DO THIS: Give all of the lines again exactly as they read.

* start INFORMATION GIVEN *

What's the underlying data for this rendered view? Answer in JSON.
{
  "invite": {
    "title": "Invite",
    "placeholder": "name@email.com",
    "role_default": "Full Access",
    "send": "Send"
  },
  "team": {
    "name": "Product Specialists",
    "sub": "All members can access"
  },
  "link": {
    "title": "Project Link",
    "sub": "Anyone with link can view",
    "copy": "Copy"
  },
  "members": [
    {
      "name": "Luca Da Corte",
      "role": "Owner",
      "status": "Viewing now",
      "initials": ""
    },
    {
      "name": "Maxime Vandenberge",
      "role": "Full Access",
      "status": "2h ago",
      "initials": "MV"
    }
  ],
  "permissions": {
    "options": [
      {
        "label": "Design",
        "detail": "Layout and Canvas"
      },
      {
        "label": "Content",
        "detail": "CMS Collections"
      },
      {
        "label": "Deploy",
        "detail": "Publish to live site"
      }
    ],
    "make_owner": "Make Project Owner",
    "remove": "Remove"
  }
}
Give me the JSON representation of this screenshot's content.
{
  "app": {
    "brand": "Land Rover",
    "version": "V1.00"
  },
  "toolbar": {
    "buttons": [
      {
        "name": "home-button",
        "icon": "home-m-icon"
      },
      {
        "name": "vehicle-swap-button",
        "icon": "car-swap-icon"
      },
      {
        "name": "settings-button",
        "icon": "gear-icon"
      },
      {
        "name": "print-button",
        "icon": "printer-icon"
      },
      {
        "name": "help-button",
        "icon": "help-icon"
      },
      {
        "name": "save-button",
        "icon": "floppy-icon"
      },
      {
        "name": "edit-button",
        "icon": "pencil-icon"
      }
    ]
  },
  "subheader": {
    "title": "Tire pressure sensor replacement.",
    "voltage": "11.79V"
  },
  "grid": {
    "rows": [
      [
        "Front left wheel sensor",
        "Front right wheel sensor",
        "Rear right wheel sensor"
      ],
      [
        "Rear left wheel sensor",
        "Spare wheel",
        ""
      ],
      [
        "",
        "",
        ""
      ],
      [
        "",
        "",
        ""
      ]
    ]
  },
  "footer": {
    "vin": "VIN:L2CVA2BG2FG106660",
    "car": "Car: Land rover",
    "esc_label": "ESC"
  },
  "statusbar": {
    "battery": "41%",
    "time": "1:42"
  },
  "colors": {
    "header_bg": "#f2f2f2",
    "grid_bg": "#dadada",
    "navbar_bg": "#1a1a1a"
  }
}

* end INFORMATION GIVEN *

ANSWER FOR THIS EXERCISE:
What's the underlying data for this rendered view? Answer in JSON.
{
  "invite": {
    "title": "Invite",
    "placeholder": "name@email.com",
    "role_default": "Full Access",
    "send": "Send"
  },
  "team": {
    "name": "Product Specialists",
    "sub": "All members can access"
  },
  "link": {
    "title": "Project Link",
    "sub": "Anyone with link can view",
    "copy": "Copy"
  },
  "members": [
    {
      "name": "Luca Da Corte",
      "role": "Owner",
      "status": "Viewing now",
      "initials": ""
    },
    {
      "name": "Maxime Vandenberge",
      "role": "Full Access",
      "status": "2h ago",
      "initials": "MV"
    }
  ],
  "permissions": {
    "options": [
      {
        "label": "Design",
        "detail": "Layout and Canvas"
      },
      {
        "label": "Content",
        "detail": "CMS Collections"
      },
      {
        "label": "Deploy",
        "detail": "Publish to live site"
      }
    ],
    "make_owner": "Make Project Owner",
    "remove": "Remove"
  }
}
Give me the JSON representation of this screenshot's content.
{
  "app": {
    "brand": "Land Rover",
    "version": "V1.00"
  },
  "toolbar": {
    "buttons": [
      {
        "name": "home-button",
        "icon": "home-m-icon"
      },
      {
        "name": "vehicle-swap-button",
        "icon": "car-swap-icon"
      },
      {
        "name": "settings-button",
        "icon": "gear-icon"
      },
      {
        "name": "print-button",
        "icon": "printer-icon"
      },
      {
        "name": "help-button",
        "icon": "help-icon"
      },
      {
        "name": "save-button",
        "icon": "floppy-icon"
      },
      {
        "name": "edit-button",
        "icon": "pencil-icon"
      }
    ]
  },
  "subheader": {
    "title": "Tire pressure sensor replacement.",
    "voltage": "11.79V"
  },
  "grid": {
    "rows": [
      [
        "Front left wheel sensor",
        "Front right wheel sensor",
        "Rear right wheel sensor"
      ],
      [
        "Rear left wheel sensor",
        "Spare wheel",
        ""
      ],
      [
        "",
        "",
        ""
      ],
      [
        "",
        "",
        ""
      ]
    ]
  },
  "footer": {
    "vin": "VIN:L2CVA2BG2FG106660",
    "car": "Car: Land rover",
    "esc_label": "ESC"
  },
  "statusbar": {
    "battery": "41%",
    "time": "1:42"
  },
  "colors": {
    "header_bg": "#f2f2f2",
    "grid_bg": "#dadada",
    "navbar_bg": "#1a1a1a"
  }
}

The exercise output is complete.